__Stored data__.

## begin

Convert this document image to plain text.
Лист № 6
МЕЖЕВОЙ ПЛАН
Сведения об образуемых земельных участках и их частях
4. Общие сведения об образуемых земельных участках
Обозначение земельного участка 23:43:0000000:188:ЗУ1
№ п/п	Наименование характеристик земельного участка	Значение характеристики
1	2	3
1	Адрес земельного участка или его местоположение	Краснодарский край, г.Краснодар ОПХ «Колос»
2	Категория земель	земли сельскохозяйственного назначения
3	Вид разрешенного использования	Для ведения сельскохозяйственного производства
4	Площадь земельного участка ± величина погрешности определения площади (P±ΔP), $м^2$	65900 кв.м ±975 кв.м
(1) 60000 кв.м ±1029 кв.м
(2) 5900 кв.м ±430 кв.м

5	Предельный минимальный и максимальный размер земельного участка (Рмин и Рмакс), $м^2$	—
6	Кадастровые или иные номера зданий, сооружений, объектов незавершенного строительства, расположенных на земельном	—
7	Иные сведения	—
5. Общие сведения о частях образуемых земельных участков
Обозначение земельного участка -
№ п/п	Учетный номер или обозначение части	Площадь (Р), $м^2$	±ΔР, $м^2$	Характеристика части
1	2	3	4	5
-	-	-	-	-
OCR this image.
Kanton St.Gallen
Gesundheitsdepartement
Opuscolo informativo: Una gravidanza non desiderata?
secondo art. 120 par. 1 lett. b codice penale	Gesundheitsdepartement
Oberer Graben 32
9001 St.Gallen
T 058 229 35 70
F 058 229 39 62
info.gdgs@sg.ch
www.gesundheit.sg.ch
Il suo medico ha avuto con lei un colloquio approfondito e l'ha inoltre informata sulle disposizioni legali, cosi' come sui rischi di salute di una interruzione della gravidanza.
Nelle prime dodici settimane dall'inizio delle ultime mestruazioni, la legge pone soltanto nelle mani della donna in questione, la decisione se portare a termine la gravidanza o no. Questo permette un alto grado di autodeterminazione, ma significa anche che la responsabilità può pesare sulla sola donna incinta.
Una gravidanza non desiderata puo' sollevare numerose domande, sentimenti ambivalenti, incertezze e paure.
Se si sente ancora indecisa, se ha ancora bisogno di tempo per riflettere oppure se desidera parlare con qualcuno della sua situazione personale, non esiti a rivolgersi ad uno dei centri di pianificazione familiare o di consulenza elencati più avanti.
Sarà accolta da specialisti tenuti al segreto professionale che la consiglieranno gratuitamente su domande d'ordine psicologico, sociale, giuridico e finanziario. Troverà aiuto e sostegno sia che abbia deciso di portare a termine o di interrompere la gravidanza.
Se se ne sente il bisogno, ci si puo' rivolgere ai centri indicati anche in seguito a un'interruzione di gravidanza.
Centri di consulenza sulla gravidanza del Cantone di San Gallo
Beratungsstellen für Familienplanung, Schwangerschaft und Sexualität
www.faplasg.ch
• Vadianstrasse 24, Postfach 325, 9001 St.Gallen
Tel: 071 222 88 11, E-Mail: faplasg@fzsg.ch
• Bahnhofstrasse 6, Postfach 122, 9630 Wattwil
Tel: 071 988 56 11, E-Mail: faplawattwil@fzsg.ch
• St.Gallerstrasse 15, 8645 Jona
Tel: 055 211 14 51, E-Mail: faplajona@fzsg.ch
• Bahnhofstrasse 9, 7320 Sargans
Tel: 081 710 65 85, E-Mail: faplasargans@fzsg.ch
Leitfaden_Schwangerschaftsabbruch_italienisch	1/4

## end

__What to produce__.
From the entries above, copy each line holding "consulenza".

__Worked answer__.
Se si sente ancora indecisa, se ha ancora bisogno di tempo per riflettere oppure se desidera parlare con qualcuno della sua situazione personale, non esiti a rivolgersi ad uno dei centri di pianificazione familiare o di consulenza elencati più avanti.
Centri di consulenza sulla gravidanza del Cantone di San Gallo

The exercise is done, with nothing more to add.